# [Written request]
Filter the data below for the string "JSON" and copy each matching line.

# [Materials provided]

— START —

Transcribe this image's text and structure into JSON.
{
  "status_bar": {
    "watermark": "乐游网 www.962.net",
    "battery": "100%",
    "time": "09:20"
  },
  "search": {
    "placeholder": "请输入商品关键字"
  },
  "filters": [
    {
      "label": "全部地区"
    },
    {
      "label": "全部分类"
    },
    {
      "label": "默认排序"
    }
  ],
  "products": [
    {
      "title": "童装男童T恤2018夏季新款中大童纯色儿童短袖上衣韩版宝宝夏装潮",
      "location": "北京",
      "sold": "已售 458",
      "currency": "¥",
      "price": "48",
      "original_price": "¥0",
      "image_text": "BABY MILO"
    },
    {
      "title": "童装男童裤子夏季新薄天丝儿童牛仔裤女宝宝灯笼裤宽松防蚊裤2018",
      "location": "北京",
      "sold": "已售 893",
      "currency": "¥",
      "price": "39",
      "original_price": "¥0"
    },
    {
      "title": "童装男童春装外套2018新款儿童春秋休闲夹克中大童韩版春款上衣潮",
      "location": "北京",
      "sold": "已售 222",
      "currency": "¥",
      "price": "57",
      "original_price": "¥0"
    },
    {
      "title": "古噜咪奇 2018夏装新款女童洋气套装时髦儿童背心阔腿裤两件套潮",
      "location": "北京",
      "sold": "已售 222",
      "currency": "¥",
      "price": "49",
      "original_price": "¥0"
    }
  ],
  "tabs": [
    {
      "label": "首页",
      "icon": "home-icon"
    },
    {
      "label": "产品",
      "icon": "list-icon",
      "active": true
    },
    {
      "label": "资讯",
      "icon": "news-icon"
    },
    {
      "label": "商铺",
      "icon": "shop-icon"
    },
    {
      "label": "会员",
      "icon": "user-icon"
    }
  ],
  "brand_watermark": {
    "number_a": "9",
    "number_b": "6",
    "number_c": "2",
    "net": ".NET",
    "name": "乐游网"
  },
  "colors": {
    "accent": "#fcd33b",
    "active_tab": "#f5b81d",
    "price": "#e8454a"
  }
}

— END —
— START —

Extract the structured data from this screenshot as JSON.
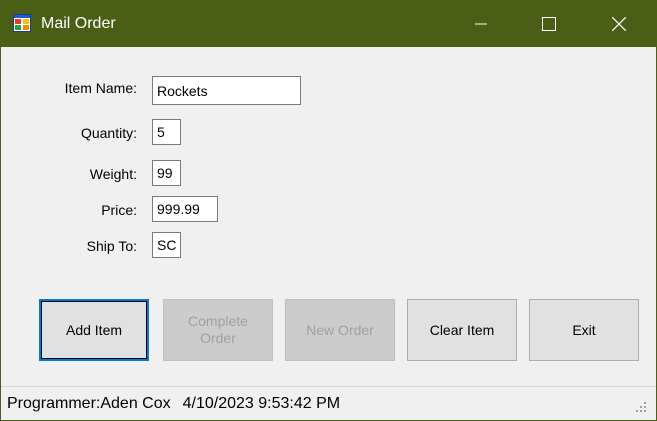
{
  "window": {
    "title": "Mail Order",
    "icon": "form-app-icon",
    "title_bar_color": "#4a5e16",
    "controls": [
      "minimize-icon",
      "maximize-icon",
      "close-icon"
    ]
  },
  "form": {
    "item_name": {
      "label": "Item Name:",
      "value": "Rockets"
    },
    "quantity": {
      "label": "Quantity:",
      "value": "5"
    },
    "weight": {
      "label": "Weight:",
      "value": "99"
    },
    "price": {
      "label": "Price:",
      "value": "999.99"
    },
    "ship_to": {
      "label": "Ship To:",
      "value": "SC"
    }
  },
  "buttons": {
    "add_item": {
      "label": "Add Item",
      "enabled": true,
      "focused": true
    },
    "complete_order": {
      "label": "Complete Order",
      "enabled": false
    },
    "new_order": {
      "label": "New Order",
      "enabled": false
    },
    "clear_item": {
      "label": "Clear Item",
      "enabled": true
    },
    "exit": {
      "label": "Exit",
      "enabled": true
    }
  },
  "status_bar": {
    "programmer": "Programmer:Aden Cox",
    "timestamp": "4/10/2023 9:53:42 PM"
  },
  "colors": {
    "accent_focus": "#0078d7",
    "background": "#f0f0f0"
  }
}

— END —

# [Written solution]
Transcribe this image's text and structure into JSON.
Extract the structured data from this screenshot as JSON.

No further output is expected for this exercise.